Structured figure records:
--------

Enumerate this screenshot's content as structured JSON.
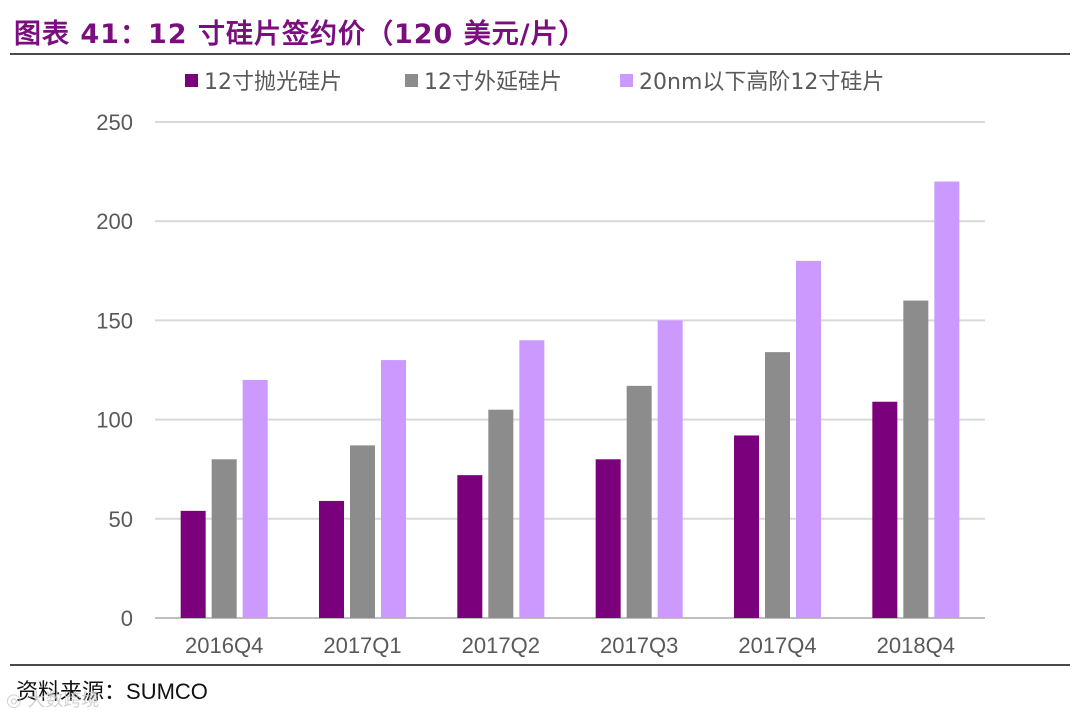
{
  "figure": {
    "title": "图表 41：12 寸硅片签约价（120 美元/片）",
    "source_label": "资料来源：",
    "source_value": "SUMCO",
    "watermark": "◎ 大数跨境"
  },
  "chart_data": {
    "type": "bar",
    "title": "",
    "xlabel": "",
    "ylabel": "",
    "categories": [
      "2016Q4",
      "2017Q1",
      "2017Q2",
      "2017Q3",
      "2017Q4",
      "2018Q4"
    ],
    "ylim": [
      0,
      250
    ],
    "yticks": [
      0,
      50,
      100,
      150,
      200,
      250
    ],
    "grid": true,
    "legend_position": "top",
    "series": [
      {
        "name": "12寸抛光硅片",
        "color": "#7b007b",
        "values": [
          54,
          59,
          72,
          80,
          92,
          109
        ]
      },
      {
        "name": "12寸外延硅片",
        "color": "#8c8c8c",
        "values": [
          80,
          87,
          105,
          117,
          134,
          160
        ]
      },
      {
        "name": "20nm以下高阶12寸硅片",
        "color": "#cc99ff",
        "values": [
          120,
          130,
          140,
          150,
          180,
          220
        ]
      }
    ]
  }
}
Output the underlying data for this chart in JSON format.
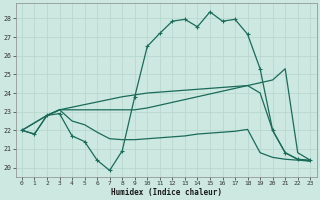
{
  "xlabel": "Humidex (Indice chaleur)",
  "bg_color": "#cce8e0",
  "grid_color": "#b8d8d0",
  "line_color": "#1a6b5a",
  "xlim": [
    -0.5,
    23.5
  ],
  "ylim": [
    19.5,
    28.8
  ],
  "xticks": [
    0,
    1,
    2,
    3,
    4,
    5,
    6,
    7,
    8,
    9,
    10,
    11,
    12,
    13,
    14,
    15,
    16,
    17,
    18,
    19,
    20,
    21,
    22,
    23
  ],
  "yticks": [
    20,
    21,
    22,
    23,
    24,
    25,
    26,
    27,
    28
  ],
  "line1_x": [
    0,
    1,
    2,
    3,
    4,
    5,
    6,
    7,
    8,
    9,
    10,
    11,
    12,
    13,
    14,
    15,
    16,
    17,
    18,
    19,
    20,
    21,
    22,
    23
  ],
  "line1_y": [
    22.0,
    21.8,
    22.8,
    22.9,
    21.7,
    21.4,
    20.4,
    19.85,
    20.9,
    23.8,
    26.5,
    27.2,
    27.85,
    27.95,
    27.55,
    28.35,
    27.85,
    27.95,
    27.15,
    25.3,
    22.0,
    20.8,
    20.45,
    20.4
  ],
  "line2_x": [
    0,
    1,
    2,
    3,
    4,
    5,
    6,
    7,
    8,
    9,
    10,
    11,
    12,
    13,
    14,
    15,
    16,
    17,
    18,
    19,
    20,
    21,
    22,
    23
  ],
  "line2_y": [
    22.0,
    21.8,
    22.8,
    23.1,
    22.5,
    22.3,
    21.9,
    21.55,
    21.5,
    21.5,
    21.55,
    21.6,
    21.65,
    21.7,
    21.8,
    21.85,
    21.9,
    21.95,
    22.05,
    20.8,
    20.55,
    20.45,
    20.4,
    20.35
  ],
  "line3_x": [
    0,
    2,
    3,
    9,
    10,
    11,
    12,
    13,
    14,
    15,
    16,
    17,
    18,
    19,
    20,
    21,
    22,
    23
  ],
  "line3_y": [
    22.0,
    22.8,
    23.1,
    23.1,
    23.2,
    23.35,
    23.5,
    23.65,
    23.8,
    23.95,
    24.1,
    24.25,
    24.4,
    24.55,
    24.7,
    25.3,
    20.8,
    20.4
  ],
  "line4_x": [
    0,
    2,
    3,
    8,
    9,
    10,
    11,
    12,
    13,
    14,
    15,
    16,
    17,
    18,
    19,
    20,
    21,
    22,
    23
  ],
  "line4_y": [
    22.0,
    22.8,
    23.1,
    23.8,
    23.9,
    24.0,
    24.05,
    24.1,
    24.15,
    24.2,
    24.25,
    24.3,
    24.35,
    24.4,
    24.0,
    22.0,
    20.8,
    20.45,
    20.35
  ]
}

--------

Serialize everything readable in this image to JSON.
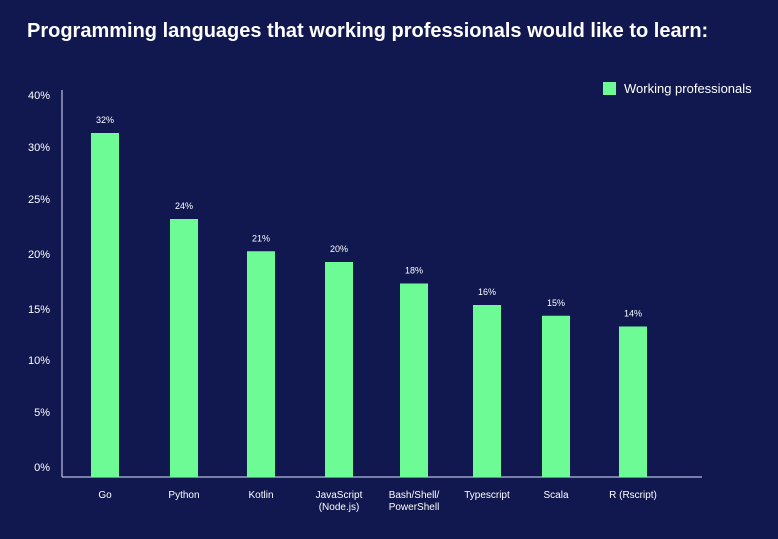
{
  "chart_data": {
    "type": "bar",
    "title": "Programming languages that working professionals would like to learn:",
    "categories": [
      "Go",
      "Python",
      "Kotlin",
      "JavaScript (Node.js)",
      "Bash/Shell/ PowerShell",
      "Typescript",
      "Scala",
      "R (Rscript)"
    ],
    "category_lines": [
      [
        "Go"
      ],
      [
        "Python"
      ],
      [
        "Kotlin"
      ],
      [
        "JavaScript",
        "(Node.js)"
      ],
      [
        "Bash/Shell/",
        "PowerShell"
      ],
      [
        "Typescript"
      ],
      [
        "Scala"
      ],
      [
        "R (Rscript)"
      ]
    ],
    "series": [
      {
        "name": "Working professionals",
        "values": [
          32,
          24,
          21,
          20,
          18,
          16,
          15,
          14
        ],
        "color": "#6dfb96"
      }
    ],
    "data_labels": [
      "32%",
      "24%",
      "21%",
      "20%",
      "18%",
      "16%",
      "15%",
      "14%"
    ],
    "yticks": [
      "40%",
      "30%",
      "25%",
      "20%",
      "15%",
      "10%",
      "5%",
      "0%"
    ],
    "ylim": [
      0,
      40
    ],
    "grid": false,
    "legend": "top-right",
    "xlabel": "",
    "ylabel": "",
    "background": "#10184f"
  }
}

--------

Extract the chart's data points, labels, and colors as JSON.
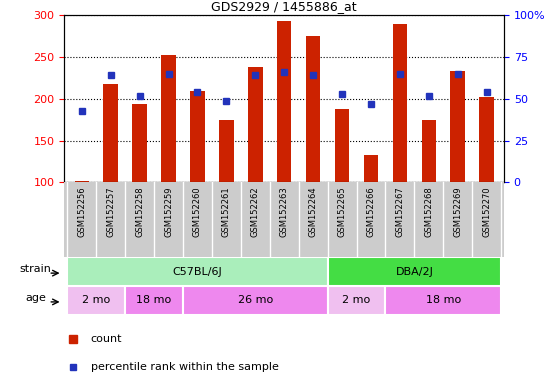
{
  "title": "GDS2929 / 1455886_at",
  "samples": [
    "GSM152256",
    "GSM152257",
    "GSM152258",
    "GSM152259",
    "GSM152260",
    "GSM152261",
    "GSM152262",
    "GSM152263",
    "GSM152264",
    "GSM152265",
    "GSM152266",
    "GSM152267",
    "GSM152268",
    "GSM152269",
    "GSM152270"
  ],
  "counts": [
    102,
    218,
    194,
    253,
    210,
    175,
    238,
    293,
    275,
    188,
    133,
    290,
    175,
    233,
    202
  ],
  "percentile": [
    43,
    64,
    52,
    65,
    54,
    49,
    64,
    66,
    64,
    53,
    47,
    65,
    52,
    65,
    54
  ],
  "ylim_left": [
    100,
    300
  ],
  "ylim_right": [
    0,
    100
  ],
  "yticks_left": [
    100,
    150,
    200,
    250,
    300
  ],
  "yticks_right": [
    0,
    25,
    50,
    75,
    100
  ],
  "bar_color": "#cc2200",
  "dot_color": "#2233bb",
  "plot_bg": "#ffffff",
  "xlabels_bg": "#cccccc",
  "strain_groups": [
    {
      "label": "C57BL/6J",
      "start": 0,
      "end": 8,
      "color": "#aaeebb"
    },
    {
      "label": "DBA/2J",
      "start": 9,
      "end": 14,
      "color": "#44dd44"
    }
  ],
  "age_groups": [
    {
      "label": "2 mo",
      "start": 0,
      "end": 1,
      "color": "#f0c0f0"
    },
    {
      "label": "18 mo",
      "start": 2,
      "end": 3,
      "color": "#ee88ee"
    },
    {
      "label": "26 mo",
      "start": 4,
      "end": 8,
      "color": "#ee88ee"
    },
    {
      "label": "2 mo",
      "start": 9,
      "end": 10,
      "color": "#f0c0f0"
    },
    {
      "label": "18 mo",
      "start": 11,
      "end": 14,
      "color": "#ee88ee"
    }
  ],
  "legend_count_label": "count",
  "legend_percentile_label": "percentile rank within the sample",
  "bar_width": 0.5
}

--------

> [Requirements]
Tally up how many lines in the preceding listing contain the word "name". Give nothing but the number.

> [Reply]
4